### Set problem
Each line of the data that includes the string "Fattore" is to be copied out.

— Start of Information shown —

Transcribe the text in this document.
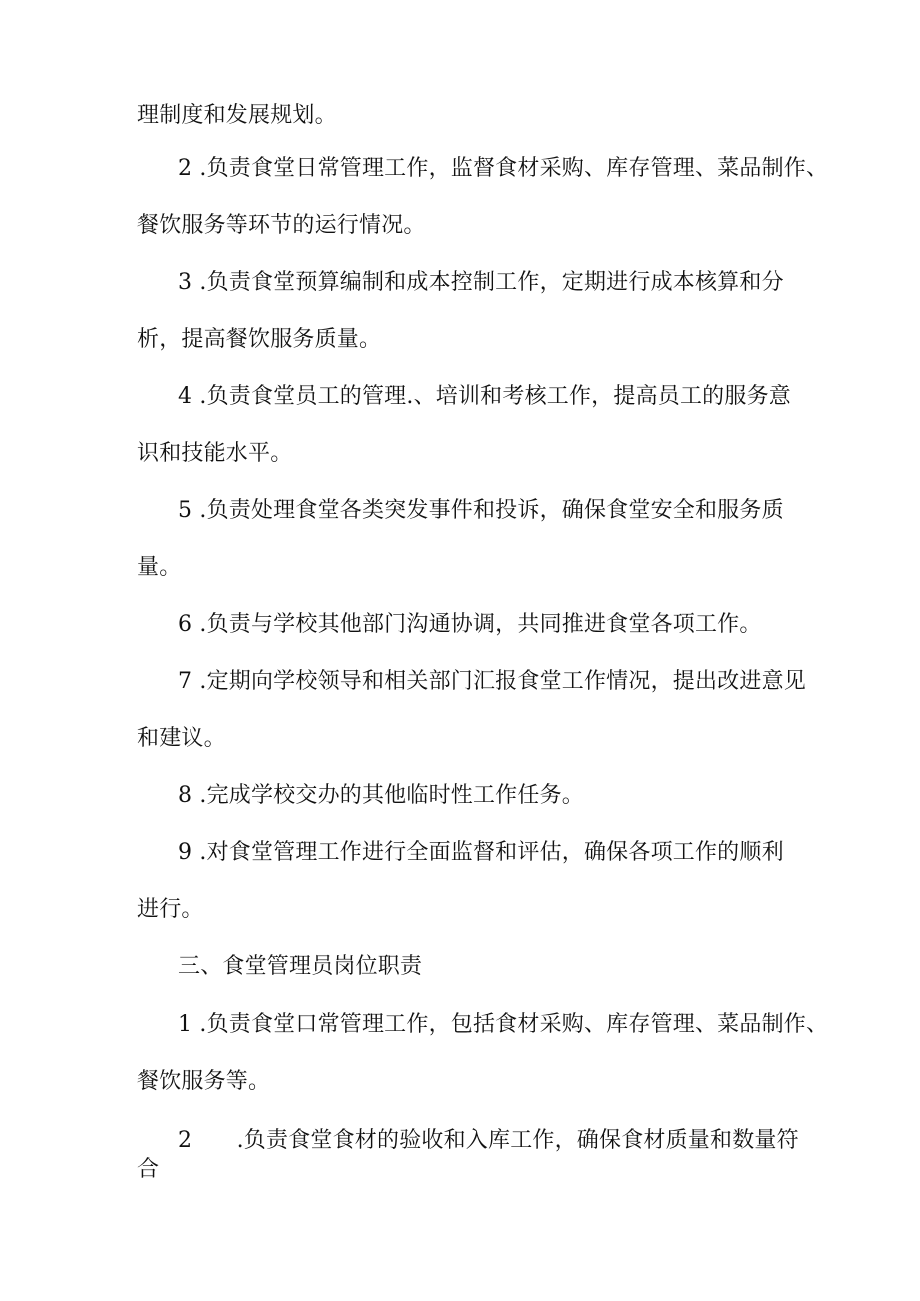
理制度和发展规划。
2 .负责食堂日常管理工作，监督食材采购、库存管理、菜品制作、
餐饮服务等环节的运行情况。
3 .负责食堂预算编制和成本控制工作，定期进行成本核算和分
析，提高餐饮服务质量。
4 .负责食堂员工的管理.、培训和考核工作，提高员工的服务意
识和技能水平。
5 .负责处理食堂各类突发事件和投诉，确保食堂安全和服务质
量。
6 .负责与学校其他部门沟通协调，共同推进食堂各项工作。
7 .定期向学校领导和相关部门汇报食堂工作情况，提出改进意见
和建议。
8 .完成学校交办的其他临时性工作任务。
9 .对食堂管理工作进行全面监督和评估，确保各项工作的顺利
进行。
三、食堂管理员岗位职责
1 .负责食堂口常管理工作，包括食材采购、库存管理、菜品制作、
餐饮服务等。
2　　.负责食堂食材的验收和入库工作，确保食材质量和数量符
合
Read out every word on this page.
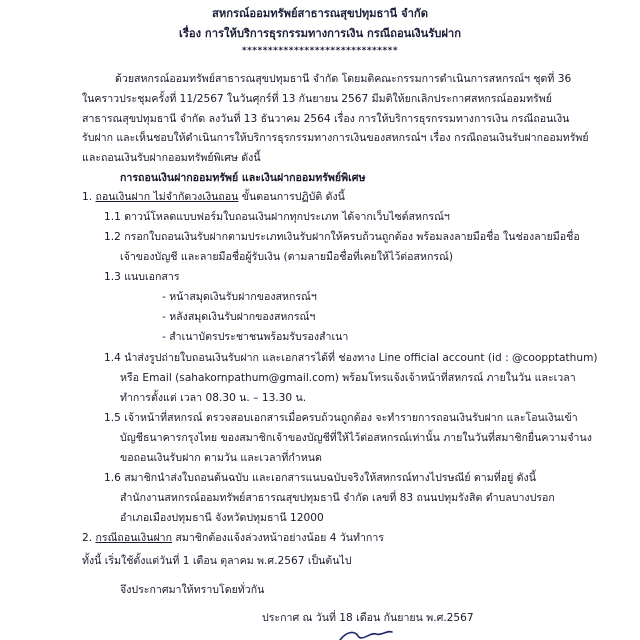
สหกรณ์ออมทรัพย์สาธารณสุขปทุมธานี จำกัด

เรื่อง การให้บริการธุรกรรมทางการเงิน กรณีถอนเงินรับฝาก

******************************

ด้วยสหกรณ์ออมทรัพย์สาธารณสุขปทุมธานี จำกัด โดยมติคณะกรรมการดำเนินการสหกรณ์ฯ ชุดที่ 36

ในคราวประชุมครั้งที่ 11/2567 ในวันศุกร์ที่ 13 กันยายน 2567 มีมติให้ยกเลิกประกาศสหกรณ์ออมทรัพย์

สาธารณสุขปทุมธานี จำกัด ลงวันที่ 13 ธันวาคม 2564 เรื่อง การให้บริการธุรกรรมทางการเงิน กรณีถอนเงิน

รับฝาก และเห็นชอบให้ดำเนินการให้บริการธุรกรรมทางการเงินของสหกรณ์ฯ เรื่อง กรณีถอนเงินรับฝากออมทรัพย์

และถอนเงินรับฝากออมทรัพย์พิเศษ ดังนี้

การถอนเงินฝากออมทรัพย์ และเงินฝากออมทรัพย์พิเศษ

1. ถอนเงินฝาก ไม่จำกัดวงเงินถอน ขั้นตอนการปฏิบัติ ดังนี้

1.1 ดาวน์โหลดแบบฟอร์มใบถอนเงินฝากทุกประเภท ได้จากเว็บไซต์สหกรณ์ฯ

1.2 กรอกใบถอนเงินรับฝากตามประเภทเงินรับฝากให้ครบถ้วนถูกต้อง พร้อมลงลายมือชื่อ ในช่องลายมือชื่อ

เจ้าของบัญชี และลายมือชื่อผู้รับเงิน (ตามลายมือชื่อที่เคยให้ไว้ต่อสหกรณ์)

1.3 แนบเอกสาร

- หน้าสมุดเงินรับฝากของสหกรณ์ฯ

- หลังสมุดเงินรับฝากของสหกรณ์ฯ

- สำเนาบัตรประชาชนพร้อมรับรองสำเนา

1.4 นำส่งรูปถ่ายใบถอนเงินรับฝาก และเอกสารได้ที่ ช่องทาง Line official account (id : @coopptathum)

หรือ Email (sahakornpathum@gmail.com) พร้อมโทรแจ้งเจ้าหน้าที่สหกรณ์ ภายในวัน และเวลา

ทำการตั้งแต่ เวลา 08.30 น. – 13.30 น.

1.5 เจ้าหน้าที่สหกรณ์ ตรวจสอบเอกสารเมื่อครบถ้วนถูกต้อง จะทำรายการถอนเงินรับฝาก และโอนเงินเข้า

บัญชีธนาคารกรุงไทย ของสมาชิกเจ้าของบัญชีที่ให้ไว้ต่อสหกรณ์เท่านั้น ภายในวันที่สมาชิกยื่นความจำนง

ขอถอนเงินรับฝาก ตามวัน และเวลาที่กำหนด

1.6 สมาชิกนำส่งใบถอนต้นฉบับ และเอกสารแนบฉบับจริงให้สหกรณ์ทางไปรษณีย์ ตามที่อยู่ ดังนี้

สำนักงานสหกรณ์ออมทรัพย์สาธารณสุขปทุมธานี จำกัด เลขที่ 83 ถนนปทุมรังสิต ตำบลบางปรอก

อำเภอเมืองปทุมธานี จังหวัดปทุมธานี 12000

2. กรณีถอนเงินฝาก สมาชิกต้องแจ้งล่วงหน้าอย่างน้อย 4 วันทำการ

ทั้งนี้ เริ่มใช้ตั้งแต่วันที่ 1 เดือน ตุลาคม พ.ศ.2567 เป็นต้นไป

จึงประกาศมาให้ทราบโดยทั่วกัน

ประกาศ ณ วันที่ 18 เดือน กันยายน พ.ศ.2567
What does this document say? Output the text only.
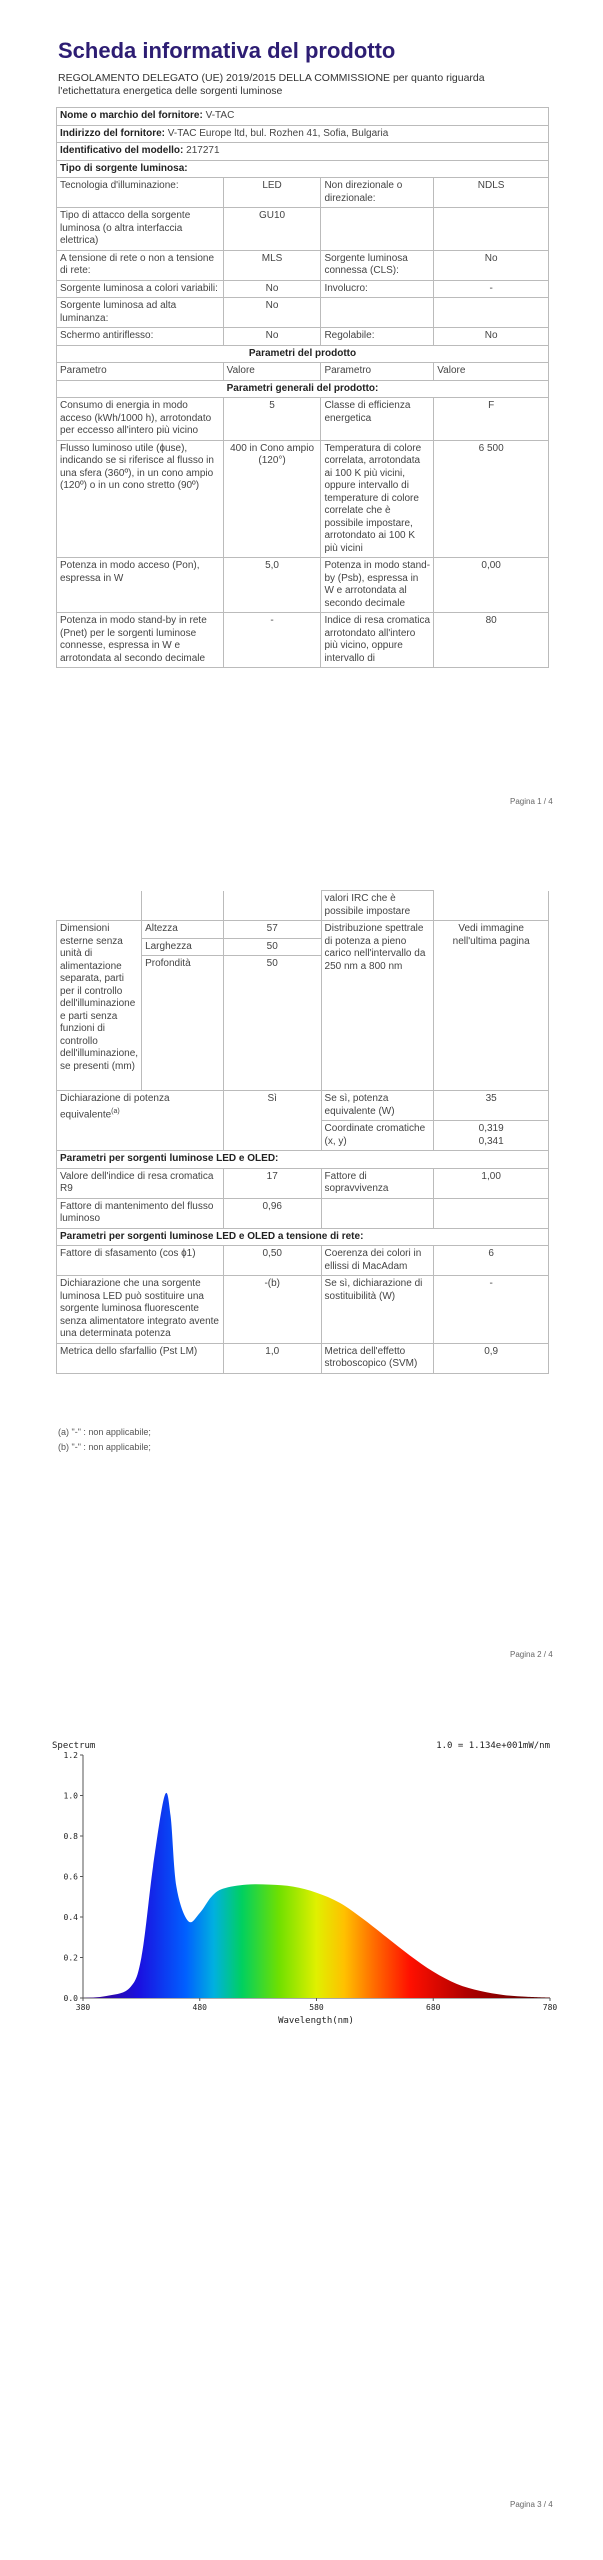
Scheda informativa del prodotto
REGOLAMENTO DELEGATO (UE) 2019/2015 DELLA COMMISSIONE per quanto riguarda l'etichettatura energetica delle sorgenti luminose
Nome o marchio del fornitore: V-TAC			
Indirizzo del fornitore: V-TAC Europe ltd, bul. Rozhen 41, Sofia, Bulgaria			
Identificativo del modello: 217271			
Tipo di sorgente luminosa:			
Tecnologia d'illuminazione:	LED	Non direzionale o direzionale:	NDLS
Tipo di attacco della sorgente luminosa (o altra interfaccia elettrica)	GU10		
A tensione di rete o non a tensione di rete:	MLS	Sorgente luminosa connessa (CLS):	No
Sorgente luminosa a colori variabili:	No	Involucro:	-
Sorgente luminosa ad alta luminanza:	No		
Schermo antiriflesso:	No	Regolabile:	No
Parametri del prodotto			
Parametro	Valore	Parametro	Valore
Parametri generali del prodotto:			
Consumo di energia in modo acceso (kWh/1000 h), arrotondato per eccesso all'intero più vicino	5	Classe di efficienza energetica	F
Flusso luminoso utile (ɸuse), indicando se si riferisce al flusso in una sfera (360º), in un cono ampio (120º) o in un cono stretto (90º)	400 in Cono ampio (120°)	Temperatura di colore correlata, arrotondata ai 100 K più vicini, oppure intervallo di temperature di colore correlate che è possibile impostare, arrotondato ai 100 K più vicini	6 500
Potenza in modo acceso (Pon), espressa in W	5,0	Potenza in modo stand-by (Psb), espressa in W e arrotondata al secondo decimale	0,00
Potenza in modo stand-by in rete (Pnet) per le sorgenti luminose connesse, espressa in W e arrotondata al secondo decimale	-	Indice di resa cromatica arrotondato all'intero più vicino, oppure intervallo di	80
Pagina 1 / 4
			valori IRC che è possibile impostare	
Dimensioni esterne senza unità di alimentazione separata, parti per il controllo dell'illuminazione e parti senza funzioni di controllo dell'illuminazione, se presenti (mm)	Altezza	57	Distribuzione spettrale di potenza a pieno carico nell'intervallo da 250 nm a 800 nm	Vedi immagine nell'ultima pagina
	Larghezza	50		
	Profondità	50		
Dichiarazione di potenza equivalente$^{(a)}$		Sì	Se sì, potenza equivalente (W)	35
			Coordinate cromatiche (x, y)	0,319
0,341
Parametri per sorgenti luminose LED e OLED:				
Valore dell'indice di resa cromatica R9		17	Fattore di sopravvivenza	1,00
Fattore di mantenimento del flusso luminoso		0,96		
Parametri per sorgenti luminose LED e OLED a tensione di rete:				
Fattore di sfasamento (cos ɸ1)		0,50	Coerenza dei colori in ellissi di MacAdam	6
Dichiarazione che una sorgente luminosa LED può sostituire una sorgente luminosa fluorescente senza alimentatore integrato avente una determinata potenza		-(b)	Se sì, dichiarazione di sostituibilità (W)	-
Metrica dello sfarfallio (Pst LM)		1,0	Metrica dell'effetto stroboscopico (SVM)	0,9
(a) "-" : non applicabile;
(b) "-" : non applicabile;
Pagina 2 / 4
Spectrum	1.0 = 1.134e+001mW/nm
0.0
0.2
0.4
0.6
0.8
1.0
1.2
380	480	580	680	780
Wavelength(nm)
Pagina 3 / 4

— End of Information shown —

### Correct answer
Valore dell'indice di resa cromatica R9		17	Fattore di sopravvivenza	1,00
Fattore di mantenimento del flusso luminoso		0,96		
Fattore di sfasamento (cos ɸ1)		0,50	Coerenza dei colori in ellissi di MacAdam	6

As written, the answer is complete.